Written problem — Below are some records. Say how many of their lines include the string "Crystal", giving only the number.

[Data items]

---+---

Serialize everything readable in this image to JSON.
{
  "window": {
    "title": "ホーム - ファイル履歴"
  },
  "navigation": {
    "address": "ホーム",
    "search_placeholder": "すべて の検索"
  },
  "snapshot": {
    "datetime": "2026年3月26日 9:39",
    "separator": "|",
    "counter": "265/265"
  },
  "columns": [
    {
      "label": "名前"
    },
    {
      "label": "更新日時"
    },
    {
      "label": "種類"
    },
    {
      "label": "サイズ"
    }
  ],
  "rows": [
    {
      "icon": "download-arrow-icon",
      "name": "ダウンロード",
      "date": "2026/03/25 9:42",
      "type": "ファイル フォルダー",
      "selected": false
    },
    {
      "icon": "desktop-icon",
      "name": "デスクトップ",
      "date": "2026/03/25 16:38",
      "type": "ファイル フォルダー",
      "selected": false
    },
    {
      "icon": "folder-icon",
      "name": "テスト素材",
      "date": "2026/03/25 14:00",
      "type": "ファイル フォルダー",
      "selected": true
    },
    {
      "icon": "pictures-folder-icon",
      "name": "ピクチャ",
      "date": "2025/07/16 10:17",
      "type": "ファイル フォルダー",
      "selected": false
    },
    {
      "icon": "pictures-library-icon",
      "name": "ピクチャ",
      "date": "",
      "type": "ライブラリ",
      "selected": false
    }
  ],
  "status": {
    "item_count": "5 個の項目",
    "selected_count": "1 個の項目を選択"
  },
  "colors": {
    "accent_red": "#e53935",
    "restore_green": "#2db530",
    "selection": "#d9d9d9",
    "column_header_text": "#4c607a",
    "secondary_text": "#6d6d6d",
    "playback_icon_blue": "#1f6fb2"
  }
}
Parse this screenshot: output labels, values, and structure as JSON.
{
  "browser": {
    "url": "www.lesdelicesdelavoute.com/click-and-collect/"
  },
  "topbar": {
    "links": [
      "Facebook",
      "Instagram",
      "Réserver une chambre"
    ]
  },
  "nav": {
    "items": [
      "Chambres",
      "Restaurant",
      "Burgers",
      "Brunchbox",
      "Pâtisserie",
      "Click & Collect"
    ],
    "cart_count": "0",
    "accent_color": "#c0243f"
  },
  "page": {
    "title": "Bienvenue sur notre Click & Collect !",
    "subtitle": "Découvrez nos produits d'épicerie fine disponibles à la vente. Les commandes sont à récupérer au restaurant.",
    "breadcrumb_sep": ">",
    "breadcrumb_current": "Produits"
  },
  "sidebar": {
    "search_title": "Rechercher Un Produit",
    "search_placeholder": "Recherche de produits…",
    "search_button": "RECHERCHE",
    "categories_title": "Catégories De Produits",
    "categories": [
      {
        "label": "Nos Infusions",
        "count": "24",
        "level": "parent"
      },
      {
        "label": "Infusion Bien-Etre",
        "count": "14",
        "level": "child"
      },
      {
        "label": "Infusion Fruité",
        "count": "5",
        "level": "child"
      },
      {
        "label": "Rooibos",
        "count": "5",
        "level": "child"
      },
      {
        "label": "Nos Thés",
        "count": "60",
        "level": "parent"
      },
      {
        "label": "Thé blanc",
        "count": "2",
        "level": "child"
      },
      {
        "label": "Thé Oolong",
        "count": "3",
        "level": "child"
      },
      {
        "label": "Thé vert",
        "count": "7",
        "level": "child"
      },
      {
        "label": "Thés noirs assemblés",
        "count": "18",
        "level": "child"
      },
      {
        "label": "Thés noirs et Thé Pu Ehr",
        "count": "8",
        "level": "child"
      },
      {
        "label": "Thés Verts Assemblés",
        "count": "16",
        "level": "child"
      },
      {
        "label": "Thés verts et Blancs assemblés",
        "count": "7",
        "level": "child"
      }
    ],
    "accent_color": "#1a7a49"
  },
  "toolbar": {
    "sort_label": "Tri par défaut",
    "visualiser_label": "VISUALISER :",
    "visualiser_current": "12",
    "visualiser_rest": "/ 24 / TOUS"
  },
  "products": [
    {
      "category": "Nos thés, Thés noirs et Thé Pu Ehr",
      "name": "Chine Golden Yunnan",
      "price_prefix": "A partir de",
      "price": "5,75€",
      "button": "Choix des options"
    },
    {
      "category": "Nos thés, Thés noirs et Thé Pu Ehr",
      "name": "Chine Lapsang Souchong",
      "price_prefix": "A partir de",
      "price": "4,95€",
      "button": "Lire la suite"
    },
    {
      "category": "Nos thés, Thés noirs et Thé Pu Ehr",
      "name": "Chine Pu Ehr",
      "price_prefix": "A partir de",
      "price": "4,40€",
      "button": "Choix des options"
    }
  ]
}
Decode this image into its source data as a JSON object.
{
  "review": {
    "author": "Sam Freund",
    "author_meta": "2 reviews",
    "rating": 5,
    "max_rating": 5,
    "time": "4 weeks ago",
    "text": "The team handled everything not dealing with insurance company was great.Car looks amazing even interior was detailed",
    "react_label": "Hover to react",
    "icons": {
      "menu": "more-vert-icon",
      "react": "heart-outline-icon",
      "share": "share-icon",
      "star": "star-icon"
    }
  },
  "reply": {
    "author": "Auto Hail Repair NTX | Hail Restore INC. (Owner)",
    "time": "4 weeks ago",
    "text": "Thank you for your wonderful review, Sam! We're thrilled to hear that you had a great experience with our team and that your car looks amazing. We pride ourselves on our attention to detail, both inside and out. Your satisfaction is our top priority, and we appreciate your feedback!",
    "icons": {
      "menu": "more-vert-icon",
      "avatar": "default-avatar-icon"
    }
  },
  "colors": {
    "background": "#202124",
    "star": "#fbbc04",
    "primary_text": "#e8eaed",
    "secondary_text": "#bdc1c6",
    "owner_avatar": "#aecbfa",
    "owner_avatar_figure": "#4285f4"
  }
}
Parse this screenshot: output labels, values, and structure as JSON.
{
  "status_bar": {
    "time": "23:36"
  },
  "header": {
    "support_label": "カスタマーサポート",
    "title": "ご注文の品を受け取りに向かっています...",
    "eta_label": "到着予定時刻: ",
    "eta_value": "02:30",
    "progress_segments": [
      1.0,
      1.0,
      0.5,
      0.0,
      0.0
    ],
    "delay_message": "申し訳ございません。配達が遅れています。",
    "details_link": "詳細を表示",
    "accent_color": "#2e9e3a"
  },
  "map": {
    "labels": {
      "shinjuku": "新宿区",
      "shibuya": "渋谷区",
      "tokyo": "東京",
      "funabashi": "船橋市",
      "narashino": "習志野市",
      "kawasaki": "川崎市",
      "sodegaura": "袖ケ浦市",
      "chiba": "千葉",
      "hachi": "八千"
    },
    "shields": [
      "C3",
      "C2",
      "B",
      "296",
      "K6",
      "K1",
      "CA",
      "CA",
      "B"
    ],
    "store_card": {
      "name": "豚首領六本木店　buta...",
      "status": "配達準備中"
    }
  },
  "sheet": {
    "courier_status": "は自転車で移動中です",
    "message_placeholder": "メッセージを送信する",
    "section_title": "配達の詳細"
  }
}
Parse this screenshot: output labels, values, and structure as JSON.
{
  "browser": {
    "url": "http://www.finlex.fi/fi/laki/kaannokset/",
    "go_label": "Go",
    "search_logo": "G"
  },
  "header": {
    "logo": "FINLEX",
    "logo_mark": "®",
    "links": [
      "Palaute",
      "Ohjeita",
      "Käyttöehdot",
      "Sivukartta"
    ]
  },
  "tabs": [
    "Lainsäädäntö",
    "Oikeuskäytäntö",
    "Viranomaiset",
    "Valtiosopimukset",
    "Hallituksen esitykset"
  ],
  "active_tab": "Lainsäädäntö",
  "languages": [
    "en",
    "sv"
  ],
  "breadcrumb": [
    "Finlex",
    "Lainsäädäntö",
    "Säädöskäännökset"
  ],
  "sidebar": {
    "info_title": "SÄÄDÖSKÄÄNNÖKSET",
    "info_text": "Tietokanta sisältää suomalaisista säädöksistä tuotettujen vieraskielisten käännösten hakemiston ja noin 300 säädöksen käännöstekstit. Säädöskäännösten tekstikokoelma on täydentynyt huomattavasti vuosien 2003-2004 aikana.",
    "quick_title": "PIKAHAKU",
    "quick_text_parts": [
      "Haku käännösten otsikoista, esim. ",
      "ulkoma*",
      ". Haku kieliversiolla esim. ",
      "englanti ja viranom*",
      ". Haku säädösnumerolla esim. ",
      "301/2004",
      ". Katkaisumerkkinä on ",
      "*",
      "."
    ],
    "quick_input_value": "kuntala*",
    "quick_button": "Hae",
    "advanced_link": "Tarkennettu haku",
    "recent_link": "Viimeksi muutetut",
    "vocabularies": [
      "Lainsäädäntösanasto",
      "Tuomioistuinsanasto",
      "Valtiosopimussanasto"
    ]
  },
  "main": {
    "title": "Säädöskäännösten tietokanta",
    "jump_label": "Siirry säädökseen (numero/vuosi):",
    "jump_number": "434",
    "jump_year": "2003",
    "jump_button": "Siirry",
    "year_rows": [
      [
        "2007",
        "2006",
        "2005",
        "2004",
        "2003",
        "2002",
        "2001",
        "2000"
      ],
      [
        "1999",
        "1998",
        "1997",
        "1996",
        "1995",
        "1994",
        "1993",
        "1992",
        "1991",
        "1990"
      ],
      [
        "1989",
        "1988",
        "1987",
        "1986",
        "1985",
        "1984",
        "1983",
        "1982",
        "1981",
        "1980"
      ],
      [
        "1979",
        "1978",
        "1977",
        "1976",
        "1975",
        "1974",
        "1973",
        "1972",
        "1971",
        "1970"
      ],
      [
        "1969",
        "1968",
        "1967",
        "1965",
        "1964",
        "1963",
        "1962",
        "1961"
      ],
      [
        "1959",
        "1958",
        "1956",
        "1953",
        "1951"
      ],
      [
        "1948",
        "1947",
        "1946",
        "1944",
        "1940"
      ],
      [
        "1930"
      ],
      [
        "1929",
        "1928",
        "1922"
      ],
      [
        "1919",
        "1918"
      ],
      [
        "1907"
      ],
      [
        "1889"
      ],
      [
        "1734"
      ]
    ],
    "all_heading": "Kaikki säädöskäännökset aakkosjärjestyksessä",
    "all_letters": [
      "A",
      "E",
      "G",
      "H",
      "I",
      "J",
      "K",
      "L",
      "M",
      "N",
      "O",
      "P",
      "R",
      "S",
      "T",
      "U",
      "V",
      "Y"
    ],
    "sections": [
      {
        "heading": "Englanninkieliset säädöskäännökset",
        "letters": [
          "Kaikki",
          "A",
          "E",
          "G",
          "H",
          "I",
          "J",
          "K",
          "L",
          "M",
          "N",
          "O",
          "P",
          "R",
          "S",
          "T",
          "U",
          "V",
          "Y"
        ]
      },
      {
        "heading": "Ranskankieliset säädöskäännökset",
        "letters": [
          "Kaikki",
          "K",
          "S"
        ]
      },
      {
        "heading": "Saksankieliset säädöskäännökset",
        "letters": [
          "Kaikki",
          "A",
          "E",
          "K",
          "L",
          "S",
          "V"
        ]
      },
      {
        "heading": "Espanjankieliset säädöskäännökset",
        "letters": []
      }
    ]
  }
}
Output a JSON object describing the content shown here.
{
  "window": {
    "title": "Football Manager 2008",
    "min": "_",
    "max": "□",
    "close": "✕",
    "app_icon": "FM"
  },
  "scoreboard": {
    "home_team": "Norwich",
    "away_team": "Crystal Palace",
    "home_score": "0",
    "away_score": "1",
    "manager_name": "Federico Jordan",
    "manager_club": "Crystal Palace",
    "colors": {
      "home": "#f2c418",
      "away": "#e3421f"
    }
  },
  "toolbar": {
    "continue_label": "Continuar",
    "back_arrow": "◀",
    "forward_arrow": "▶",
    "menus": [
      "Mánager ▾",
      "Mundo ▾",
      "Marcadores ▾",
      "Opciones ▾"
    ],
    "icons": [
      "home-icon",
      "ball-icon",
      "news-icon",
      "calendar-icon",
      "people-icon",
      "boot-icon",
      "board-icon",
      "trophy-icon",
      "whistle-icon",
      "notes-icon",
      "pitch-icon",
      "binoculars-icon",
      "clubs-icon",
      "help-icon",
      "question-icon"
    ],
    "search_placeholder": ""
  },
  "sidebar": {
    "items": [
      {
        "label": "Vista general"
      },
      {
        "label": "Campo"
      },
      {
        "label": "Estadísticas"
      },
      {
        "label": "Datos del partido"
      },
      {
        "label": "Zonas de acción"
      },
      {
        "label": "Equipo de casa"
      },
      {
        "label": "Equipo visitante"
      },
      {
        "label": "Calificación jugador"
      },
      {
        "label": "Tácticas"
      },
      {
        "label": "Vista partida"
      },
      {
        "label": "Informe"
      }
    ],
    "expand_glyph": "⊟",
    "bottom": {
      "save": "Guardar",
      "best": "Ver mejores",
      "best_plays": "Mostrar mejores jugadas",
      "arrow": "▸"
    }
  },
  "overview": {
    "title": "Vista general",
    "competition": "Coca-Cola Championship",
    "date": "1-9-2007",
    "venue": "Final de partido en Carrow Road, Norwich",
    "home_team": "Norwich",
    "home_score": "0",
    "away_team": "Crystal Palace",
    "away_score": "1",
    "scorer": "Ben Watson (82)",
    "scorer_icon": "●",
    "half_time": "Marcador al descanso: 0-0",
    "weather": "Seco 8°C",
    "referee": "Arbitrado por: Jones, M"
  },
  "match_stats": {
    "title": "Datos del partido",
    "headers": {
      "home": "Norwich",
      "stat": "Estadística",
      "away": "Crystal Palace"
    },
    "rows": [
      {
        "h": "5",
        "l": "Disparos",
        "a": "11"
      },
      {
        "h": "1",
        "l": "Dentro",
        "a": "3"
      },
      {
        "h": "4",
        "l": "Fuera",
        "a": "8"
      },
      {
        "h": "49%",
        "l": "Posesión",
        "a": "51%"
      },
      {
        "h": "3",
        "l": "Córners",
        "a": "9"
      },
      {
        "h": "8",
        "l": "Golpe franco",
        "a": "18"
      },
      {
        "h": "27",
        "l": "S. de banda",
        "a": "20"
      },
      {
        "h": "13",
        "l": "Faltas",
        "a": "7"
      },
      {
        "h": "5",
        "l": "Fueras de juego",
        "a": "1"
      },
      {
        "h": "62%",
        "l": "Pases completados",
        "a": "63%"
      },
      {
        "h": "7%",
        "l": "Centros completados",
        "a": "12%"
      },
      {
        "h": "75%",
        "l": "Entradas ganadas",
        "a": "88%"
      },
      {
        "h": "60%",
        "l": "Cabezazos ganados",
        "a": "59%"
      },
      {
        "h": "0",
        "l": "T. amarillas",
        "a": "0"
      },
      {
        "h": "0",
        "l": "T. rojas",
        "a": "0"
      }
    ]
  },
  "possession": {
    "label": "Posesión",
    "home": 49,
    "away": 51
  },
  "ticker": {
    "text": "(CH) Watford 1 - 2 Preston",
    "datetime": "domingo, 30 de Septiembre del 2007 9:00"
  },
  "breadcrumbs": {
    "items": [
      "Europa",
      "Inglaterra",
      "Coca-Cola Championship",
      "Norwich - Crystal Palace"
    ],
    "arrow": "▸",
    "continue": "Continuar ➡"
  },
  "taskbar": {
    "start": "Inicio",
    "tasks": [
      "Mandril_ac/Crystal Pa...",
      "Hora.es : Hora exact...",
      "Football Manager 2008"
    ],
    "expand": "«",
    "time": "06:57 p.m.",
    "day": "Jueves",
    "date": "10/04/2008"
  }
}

---+---

Reply — 6